**PROVIDED INFORMATION**:
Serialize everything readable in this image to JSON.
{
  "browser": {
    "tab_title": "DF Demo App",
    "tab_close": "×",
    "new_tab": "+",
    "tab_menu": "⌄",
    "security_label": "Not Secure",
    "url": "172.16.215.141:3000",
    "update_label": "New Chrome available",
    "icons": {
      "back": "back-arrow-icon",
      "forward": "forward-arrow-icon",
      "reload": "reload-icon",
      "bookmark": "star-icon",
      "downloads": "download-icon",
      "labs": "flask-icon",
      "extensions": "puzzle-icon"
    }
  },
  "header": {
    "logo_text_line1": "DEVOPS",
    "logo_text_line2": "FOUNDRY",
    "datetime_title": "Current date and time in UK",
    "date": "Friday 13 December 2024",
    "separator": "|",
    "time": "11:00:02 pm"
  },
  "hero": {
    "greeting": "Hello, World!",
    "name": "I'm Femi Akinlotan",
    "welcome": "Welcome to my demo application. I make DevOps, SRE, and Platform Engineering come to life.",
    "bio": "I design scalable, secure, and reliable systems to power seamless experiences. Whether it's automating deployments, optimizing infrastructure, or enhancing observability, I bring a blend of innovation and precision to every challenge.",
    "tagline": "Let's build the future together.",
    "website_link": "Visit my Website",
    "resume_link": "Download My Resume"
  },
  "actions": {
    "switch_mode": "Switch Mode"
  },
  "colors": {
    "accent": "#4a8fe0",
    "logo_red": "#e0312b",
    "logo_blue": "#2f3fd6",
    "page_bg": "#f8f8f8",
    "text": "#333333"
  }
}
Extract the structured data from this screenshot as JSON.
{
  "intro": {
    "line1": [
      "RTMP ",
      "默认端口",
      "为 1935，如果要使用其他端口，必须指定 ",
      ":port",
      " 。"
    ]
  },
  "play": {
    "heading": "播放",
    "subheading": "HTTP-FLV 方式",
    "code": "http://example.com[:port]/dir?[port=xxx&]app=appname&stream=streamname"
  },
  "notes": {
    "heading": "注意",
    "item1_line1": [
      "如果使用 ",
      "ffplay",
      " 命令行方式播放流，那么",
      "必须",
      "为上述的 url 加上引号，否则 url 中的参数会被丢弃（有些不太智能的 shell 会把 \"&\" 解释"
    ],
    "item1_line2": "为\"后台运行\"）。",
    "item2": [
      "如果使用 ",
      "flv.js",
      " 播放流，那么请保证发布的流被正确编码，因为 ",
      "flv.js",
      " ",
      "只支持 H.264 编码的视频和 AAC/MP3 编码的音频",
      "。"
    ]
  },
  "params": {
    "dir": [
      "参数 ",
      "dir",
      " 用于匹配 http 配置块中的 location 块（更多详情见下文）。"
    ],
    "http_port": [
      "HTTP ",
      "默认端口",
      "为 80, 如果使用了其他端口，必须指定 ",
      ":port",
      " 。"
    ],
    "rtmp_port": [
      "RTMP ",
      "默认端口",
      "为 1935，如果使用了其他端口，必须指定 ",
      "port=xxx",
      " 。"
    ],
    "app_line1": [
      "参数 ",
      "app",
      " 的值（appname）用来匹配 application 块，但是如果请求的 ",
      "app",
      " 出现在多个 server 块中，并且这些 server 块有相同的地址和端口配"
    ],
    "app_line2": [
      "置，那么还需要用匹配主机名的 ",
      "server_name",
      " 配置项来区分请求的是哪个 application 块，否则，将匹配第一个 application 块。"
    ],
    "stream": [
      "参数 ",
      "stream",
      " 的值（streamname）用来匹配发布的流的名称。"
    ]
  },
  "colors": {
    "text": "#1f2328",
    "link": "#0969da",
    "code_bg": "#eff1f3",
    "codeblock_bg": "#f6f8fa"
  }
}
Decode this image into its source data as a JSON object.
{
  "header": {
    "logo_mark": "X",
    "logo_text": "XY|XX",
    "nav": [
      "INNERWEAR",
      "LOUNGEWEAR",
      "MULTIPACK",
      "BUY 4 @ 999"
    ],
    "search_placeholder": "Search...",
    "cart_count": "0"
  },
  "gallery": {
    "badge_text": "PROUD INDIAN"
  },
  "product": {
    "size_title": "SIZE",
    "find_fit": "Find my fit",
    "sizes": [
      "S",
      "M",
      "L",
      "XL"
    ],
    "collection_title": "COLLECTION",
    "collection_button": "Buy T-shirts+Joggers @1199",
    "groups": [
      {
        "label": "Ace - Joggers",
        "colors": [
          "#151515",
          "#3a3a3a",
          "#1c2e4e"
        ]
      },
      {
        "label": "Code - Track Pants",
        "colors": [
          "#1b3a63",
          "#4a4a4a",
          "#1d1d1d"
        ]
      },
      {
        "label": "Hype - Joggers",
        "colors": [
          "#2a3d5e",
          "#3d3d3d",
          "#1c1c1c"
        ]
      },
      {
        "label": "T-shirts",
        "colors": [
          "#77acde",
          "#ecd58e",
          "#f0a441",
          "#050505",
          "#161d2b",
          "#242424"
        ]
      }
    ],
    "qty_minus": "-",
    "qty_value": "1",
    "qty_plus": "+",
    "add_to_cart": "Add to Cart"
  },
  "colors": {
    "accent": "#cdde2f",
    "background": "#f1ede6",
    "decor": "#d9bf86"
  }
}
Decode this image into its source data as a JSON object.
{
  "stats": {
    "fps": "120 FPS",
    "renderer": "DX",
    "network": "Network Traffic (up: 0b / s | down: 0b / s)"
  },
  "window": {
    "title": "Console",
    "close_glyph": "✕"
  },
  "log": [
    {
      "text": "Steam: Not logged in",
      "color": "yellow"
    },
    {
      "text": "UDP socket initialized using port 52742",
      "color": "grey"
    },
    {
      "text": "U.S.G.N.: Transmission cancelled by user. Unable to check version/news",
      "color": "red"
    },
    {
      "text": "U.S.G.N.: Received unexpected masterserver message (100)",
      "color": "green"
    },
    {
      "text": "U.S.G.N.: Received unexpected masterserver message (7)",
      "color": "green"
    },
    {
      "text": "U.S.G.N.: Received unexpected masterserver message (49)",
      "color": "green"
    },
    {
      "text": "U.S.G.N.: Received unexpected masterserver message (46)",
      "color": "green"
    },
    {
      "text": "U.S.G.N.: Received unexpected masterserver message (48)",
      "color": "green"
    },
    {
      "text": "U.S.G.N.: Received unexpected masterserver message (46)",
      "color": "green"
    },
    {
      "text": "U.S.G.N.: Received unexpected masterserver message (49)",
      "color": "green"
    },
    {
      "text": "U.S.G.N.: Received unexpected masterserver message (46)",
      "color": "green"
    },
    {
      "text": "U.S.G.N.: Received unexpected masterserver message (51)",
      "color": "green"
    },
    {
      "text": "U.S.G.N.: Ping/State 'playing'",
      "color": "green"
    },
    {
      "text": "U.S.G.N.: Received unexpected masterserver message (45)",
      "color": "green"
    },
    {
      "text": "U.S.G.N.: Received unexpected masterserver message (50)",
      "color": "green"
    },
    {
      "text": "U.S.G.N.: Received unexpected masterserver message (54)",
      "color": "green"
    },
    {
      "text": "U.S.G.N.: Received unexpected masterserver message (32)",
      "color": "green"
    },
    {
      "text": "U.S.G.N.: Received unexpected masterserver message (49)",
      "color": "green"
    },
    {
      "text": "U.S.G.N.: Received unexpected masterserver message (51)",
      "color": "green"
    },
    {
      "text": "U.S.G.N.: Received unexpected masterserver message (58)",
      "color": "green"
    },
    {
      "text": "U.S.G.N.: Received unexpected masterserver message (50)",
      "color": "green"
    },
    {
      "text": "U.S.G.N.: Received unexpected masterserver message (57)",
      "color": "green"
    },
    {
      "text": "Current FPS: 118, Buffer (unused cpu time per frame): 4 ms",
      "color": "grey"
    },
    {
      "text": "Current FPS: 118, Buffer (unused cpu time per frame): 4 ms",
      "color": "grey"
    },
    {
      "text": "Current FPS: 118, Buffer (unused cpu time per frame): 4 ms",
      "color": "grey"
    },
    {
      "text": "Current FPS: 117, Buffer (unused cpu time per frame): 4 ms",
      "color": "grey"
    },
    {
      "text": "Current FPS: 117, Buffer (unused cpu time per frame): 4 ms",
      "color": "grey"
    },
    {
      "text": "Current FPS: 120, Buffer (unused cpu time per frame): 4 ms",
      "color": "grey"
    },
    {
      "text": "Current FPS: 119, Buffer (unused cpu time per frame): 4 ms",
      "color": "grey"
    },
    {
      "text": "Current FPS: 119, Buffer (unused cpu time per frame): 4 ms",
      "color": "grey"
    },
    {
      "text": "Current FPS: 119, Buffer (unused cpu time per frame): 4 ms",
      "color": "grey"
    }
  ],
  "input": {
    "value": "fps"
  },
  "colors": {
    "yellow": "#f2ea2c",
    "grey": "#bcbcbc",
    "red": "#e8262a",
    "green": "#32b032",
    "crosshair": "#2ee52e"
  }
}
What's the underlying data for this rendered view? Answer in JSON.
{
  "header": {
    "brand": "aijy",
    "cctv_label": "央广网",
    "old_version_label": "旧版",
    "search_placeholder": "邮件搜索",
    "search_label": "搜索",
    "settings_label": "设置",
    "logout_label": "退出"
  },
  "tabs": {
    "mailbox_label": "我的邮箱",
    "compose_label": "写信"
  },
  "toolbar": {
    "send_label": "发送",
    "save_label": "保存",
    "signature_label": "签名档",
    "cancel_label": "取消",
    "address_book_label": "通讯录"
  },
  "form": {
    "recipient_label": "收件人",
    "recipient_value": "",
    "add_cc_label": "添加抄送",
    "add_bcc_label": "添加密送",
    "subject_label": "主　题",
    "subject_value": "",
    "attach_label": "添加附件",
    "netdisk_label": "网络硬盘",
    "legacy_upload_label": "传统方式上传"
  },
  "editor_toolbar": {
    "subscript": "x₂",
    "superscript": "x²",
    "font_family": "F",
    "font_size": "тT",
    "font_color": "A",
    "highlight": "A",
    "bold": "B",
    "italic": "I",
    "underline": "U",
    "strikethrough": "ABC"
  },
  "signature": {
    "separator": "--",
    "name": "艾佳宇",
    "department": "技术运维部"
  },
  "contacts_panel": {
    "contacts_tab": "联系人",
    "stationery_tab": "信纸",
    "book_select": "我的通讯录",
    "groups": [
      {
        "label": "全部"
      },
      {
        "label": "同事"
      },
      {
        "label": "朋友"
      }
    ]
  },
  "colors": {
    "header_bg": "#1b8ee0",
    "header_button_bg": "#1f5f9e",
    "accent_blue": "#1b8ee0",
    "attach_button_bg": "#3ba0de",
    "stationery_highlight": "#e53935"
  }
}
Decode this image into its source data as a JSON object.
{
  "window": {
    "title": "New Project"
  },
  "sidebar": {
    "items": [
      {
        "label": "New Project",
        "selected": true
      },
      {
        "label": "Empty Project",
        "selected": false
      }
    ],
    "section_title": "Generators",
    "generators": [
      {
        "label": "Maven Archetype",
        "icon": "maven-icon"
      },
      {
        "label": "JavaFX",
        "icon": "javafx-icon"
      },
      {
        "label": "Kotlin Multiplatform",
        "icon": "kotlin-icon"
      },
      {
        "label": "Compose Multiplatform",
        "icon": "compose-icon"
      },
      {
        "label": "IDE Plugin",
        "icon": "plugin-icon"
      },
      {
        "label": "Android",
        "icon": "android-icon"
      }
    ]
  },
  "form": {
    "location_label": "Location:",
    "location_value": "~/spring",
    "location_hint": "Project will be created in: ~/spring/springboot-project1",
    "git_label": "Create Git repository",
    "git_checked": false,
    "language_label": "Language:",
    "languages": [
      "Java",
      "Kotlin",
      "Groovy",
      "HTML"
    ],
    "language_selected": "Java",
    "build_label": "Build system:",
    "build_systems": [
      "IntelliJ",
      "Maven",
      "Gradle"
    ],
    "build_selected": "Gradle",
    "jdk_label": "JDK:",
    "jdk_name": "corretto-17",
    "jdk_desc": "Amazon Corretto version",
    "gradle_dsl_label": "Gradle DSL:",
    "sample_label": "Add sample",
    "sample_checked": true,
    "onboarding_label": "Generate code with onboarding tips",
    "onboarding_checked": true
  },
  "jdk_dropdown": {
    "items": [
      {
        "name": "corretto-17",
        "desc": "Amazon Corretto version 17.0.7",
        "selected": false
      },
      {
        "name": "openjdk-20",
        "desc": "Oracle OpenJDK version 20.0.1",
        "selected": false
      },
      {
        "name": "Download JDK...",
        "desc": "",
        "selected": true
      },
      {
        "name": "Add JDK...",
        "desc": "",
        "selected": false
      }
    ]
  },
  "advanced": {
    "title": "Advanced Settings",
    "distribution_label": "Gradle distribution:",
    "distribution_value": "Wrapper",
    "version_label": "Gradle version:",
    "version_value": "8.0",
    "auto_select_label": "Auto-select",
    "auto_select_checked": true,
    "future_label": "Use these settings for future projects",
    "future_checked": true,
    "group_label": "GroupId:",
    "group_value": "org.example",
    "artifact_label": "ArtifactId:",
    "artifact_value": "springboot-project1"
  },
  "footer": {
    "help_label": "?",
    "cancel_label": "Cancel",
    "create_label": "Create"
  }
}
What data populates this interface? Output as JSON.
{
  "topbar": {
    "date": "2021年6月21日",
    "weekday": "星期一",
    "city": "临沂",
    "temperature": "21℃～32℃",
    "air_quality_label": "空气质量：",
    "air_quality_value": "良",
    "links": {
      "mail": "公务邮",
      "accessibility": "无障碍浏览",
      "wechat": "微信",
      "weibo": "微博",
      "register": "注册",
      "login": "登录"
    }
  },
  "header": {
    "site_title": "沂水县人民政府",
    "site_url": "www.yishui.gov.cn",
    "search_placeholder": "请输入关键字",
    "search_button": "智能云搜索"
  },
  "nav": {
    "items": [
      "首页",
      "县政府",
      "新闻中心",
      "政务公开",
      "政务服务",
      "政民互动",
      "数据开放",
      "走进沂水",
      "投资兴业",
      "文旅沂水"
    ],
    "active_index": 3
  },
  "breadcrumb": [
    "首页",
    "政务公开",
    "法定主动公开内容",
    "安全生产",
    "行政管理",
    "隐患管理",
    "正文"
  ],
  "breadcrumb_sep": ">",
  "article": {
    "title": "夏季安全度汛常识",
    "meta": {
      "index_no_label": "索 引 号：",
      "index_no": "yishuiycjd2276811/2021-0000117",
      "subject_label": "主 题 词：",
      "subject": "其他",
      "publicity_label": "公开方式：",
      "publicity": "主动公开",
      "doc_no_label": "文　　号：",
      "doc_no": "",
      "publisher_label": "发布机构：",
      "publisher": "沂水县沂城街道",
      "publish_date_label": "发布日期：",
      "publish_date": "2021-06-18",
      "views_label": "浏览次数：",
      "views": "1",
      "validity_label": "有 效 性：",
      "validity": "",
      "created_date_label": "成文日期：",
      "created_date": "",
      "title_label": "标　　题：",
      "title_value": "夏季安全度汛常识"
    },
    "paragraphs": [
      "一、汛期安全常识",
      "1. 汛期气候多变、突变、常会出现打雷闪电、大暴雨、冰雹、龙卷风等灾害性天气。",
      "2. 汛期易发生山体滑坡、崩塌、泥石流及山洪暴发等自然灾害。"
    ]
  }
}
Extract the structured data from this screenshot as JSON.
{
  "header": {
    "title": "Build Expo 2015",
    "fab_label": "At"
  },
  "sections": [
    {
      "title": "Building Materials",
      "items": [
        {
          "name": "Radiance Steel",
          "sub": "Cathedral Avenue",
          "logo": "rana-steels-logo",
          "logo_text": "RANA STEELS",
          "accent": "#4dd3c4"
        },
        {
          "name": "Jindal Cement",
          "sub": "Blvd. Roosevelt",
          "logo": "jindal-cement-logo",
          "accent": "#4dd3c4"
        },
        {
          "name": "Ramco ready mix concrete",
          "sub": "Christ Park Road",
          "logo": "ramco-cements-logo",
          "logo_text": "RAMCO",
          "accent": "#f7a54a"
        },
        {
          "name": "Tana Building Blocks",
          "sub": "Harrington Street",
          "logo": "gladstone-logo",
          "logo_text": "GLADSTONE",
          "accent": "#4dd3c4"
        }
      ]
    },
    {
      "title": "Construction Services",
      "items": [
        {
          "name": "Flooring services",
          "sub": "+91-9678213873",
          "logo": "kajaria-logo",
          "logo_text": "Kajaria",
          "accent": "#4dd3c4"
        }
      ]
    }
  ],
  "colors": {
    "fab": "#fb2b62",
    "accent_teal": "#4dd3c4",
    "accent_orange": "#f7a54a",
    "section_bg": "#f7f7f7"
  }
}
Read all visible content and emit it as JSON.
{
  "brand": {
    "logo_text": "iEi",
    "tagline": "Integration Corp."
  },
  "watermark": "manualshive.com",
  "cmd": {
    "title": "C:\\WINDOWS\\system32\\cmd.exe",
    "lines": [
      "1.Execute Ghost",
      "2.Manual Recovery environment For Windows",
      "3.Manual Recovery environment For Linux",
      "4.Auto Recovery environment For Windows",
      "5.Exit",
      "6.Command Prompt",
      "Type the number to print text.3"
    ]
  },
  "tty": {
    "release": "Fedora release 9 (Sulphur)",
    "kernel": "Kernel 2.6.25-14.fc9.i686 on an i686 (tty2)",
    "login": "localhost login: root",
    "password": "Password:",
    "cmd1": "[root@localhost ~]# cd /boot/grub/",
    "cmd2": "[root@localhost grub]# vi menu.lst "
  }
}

**EXERCISE TASK**:
Return from the data every line that holds "Multiplatform".

**ANSWER IN FULL**:
        "label": "Kotlin Multiplatform",
        "label": "Compose Multiplatform",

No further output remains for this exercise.